BEGIN The input

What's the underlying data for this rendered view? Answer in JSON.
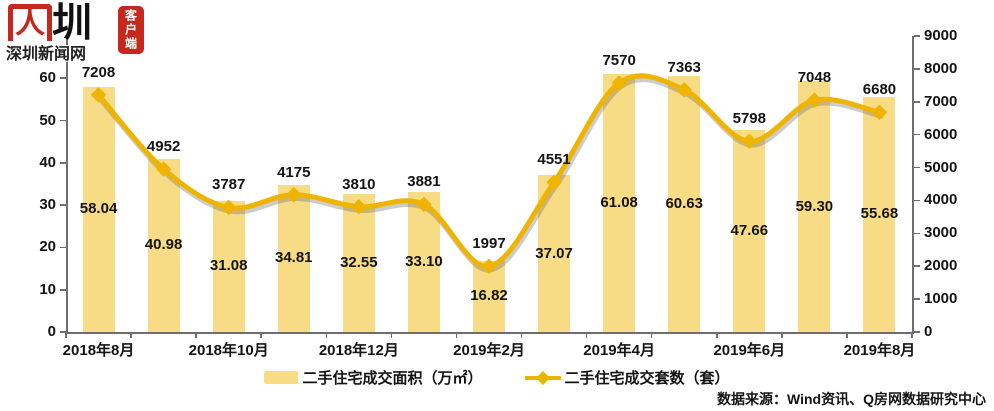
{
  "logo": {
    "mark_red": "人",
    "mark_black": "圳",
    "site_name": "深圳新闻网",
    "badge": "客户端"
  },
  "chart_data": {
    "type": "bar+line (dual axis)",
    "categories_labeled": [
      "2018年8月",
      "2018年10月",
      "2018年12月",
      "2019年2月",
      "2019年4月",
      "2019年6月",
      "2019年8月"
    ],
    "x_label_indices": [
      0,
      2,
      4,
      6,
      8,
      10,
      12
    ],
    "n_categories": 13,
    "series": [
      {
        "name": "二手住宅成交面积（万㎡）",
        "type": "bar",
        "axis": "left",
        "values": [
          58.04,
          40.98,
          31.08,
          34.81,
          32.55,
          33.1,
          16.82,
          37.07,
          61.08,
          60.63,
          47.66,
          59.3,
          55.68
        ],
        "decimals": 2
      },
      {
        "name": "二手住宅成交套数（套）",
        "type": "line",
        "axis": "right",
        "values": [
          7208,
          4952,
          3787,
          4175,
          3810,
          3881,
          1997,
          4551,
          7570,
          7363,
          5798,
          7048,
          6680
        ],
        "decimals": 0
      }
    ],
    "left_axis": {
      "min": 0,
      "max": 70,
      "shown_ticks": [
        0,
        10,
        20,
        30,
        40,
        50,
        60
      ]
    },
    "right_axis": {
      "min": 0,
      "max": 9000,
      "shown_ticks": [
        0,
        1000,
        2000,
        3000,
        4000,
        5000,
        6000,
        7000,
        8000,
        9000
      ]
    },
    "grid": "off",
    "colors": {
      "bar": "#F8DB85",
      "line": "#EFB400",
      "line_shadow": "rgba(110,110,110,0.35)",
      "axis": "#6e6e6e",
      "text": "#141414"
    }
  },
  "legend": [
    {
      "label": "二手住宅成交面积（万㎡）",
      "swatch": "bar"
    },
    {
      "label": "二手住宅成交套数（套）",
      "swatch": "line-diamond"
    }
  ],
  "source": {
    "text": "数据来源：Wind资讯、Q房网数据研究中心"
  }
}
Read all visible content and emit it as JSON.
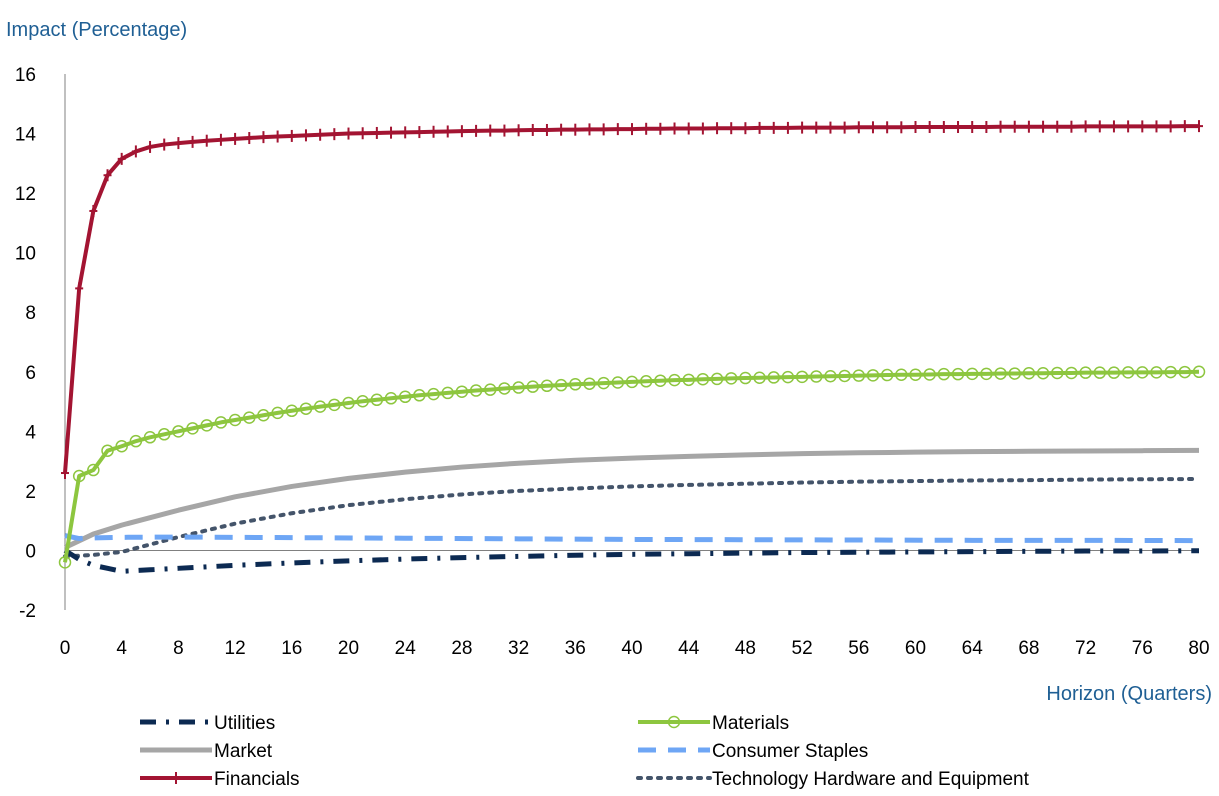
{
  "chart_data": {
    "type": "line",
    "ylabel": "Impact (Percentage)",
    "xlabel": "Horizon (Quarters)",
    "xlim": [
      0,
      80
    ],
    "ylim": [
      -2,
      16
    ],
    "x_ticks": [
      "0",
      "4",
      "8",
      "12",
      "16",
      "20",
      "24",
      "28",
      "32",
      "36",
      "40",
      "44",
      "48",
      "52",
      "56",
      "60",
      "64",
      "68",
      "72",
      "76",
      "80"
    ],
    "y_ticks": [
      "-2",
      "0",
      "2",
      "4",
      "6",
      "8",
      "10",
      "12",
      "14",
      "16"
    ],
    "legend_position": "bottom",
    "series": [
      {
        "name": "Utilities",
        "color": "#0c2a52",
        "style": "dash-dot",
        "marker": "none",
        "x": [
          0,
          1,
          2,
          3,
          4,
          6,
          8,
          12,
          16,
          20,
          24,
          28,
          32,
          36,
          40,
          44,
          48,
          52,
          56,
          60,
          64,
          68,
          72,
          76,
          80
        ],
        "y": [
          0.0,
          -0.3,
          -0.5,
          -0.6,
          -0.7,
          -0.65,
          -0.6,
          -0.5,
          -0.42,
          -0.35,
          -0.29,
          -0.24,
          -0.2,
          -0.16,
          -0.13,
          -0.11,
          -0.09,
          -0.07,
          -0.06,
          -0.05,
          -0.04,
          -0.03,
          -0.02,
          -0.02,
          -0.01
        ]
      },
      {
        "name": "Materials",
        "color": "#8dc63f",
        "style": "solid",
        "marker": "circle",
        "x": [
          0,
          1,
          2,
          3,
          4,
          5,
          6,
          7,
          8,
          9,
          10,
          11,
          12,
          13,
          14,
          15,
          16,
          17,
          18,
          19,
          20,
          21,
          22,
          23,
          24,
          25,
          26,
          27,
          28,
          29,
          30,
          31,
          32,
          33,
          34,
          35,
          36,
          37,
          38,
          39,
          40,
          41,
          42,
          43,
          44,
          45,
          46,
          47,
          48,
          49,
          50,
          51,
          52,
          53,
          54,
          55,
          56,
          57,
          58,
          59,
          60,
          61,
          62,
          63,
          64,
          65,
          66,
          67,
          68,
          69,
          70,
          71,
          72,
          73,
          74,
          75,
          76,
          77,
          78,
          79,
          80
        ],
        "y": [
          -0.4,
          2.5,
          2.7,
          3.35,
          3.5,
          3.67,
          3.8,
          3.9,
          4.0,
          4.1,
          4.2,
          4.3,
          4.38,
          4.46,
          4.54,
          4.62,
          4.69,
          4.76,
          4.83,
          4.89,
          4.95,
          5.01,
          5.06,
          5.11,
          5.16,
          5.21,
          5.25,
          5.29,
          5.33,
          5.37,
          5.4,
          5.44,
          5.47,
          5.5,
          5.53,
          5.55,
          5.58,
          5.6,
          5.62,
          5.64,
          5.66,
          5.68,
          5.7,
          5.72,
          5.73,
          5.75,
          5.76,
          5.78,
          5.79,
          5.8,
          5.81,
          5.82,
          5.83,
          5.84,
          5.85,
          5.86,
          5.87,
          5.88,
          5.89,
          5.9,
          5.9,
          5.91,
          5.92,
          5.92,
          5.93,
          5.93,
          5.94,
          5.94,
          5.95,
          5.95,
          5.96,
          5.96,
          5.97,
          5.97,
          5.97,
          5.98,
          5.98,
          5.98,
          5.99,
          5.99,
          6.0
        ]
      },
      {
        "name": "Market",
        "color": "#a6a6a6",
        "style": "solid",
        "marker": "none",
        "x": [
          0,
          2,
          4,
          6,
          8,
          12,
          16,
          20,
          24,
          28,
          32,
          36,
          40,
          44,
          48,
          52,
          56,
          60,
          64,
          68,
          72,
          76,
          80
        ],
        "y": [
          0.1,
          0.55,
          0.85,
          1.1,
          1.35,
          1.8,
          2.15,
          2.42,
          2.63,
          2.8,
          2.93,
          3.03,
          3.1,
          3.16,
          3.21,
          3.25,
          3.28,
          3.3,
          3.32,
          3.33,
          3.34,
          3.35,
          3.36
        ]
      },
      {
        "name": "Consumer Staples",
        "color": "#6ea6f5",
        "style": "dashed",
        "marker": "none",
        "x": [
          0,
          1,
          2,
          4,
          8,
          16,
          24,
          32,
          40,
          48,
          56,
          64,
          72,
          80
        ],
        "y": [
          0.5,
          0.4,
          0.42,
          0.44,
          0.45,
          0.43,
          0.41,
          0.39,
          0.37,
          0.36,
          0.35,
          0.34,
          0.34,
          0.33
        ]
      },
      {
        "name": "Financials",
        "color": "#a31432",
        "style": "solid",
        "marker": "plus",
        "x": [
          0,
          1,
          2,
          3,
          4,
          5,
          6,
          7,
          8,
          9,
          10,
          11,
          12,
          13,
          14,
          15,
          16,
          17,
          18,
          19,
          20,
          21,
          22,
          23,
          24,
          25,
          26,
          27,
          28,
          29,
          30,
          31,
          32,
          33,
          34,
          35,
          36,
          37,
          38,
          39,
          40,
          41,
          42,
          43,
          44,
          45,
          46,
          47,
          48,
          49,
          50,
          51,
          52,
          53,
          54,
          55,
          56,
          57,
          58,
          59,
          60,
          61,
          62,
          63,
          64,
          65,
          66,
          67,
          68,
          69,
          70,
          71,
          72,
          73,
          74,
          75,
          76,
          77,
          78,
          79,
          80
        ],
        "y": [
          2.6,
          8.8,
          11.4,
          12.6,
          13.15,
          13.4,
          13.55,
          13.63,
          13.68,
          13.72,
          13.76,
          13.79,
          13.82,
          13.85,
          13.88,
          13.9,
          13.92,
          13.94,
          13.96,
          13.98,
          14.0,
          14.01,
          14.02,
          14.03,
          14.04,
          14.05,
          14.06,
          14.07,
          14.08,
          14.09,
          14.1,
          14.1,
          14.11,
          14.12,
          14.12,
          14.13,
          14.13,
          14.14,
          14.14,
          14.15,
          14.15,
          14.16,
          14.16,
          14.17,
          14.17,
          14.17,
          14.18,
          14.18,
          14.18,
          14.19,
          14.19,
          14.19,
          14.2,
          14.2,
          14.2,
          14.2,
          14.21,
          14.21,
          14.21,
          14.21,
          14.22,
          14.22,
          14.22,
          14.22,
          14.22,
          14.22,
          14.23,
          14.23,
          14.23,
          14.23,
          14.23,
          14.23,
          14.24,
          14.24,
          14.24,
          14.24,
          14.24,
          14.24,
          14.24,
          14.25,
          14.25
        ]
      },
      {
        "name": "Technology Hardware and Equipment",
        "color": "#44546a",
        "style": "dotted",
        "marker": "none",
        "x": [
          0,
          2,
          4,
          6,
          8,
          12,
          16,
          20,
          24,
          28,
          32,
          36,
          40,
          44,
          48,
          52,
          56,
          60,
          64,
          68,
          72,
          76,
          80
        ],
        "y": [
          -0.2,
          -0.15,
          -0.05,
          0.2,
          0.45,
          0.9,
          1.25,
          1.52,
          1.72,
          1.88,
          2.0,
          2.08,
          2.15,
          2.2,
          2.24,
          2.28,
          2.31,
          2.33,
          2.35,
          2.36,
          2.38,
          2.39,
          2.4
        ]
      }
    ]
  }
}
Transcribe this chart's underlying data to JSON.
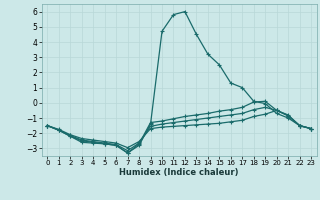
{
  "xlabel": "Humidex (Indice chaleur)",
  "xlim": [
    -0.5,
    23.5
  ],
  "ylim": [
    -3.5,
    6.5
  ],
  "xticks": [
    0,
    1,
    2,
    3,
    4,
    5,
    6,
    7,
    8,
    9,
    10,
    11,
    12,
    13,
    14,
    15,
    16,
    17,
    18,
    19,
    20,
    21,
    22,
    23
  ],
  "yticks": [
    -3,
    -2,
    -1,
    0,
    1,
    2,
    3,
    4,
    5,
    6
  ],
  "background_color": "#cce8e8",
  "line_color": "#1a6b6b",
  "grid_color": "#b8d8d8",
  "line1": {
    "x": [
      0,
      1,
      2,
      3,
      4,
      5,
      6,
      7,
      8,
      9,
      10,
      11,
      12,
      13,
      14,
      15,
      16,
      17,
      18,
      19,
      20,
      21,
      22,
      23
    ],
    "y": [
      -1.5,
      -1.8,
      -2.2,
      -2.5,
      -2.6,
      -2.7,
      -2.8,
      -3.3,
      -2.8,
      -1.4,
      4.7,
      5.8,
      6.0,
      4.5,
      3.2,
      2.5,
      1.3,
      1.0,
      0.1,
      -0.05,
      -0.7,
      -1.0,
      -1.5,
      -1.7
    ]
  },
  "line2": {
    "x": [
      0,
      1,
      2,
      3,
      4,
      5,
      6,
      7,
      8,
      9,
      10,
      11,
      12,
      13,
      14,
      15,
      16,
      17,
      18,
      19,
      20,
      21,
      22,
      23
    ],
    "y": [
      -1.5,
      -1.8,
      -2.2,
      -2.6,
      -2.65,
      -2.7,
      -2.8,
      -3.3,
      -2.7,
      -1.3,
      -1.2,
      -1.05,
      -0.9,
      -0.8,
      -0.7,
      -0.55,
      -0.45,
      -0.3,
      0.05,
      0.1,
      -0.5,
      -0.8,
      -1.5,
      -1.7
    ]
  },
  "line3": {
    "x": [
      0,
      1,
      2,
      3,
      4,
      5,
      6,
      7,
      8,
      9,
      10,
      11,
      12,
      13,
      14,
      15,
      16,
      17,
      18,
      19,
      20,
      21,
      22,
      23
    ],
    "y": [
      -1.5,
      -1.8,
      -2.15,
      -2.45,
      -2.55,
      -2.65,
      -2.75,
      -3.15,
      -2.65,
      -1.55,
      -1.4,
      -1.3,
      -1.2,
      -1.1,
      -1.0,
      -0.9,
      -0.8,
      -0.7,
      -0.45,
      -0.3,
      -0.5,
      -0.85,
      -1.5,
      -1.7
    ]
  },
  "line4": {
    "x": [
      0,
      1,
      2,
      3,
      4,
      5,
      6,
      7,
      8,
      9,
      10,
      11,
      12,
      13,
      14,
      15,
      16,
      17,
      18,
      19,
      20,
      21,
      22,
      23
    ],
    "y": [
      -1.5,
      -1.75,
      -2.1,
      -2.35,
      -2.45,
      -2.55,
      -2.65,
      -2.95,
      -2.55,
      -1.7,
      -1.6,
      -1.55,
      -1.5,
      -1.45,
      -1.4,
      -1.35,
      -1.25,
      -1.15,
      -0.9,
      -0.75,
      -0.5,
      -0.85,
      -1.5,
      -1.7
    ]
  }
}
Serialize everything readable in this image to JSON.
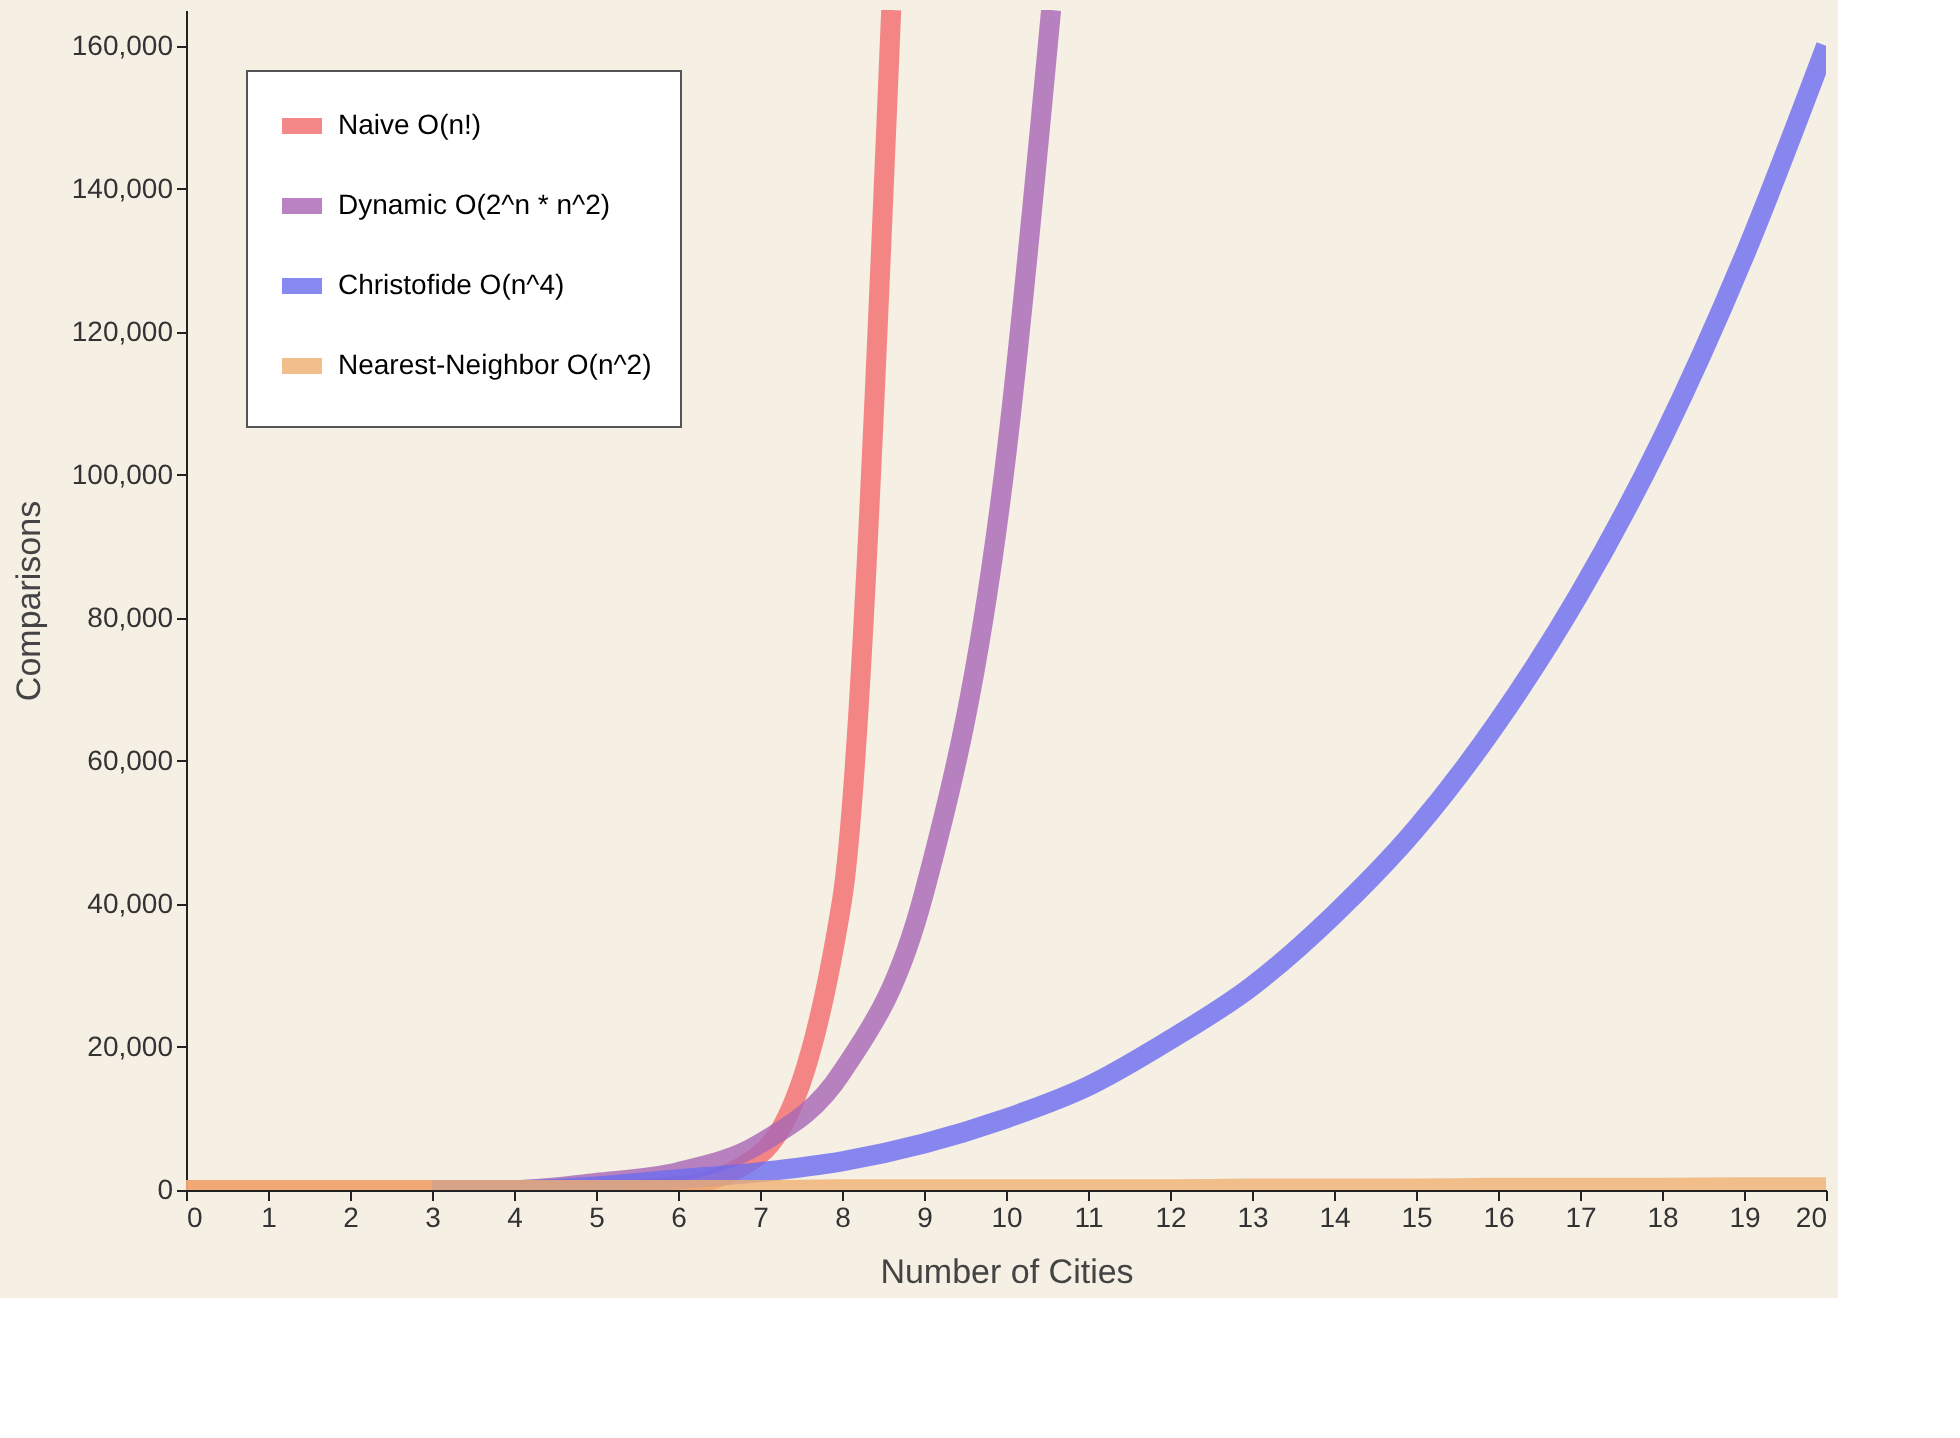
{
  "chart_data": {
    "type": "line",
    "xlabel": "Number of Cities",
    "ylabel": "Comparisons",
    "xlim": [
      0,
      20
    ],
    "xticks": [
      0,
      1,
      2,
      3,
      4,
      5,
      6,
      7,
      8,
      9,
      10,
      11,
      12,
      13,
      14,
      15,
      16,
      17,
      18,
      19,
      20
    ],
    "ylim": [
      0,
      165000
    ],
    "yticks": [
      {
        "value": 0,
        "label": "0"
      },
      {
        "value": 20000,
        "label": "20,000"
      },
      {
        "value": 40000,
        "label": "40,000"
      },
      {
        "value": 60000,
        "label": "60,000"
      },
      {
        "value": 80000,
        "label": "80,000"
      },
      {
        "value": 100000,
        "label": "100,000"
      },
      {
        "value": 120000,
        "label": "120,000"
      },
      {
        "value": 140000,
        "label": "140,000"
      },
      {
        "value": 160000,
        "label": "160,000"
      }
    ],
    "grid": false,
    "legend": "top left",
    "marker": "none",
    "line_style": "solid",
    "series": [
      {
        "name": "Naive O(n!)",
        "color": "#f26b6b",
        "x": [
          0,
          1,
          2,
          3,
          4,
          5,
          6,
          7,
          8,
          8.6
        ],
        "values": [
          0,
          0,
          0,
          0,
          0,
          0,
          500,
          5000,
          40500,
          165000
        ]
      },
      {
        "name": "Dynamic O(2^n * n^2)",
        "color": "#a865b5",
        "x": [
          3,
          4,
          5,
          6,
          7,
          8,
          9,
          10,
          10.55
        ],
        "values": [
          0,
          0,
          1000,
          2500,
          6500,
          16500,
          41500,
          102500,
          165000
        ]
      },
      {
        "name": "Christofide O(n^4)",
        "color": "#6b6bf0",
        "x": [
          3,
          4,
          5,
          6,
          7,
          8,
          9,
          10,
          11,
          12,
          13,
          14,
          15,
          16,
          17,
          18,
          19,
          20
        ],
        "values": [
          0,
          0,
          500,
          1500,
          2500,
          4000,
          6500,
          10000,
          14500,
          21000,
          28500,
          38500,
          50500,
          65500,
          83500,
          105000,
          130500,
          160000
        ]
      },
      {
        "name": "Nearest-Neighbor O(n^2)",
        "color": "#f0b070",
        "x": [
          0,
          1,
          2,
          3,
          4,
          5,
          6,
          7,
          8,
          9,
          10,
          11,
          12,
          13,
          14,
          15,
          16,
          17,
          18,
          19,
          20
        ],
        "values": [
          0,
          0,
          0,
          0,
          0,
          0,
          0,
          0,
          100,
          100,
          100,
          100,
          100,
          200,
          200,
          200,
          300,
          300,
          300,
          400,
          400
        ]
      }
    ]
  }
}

END The input

## Written task
Pick out the lines containing the string "type".

## Expected output
    "type": "bar+line (dual axis)",
        "type": "bar",
        "type": "line",
    "type": "line",
    "type": "line",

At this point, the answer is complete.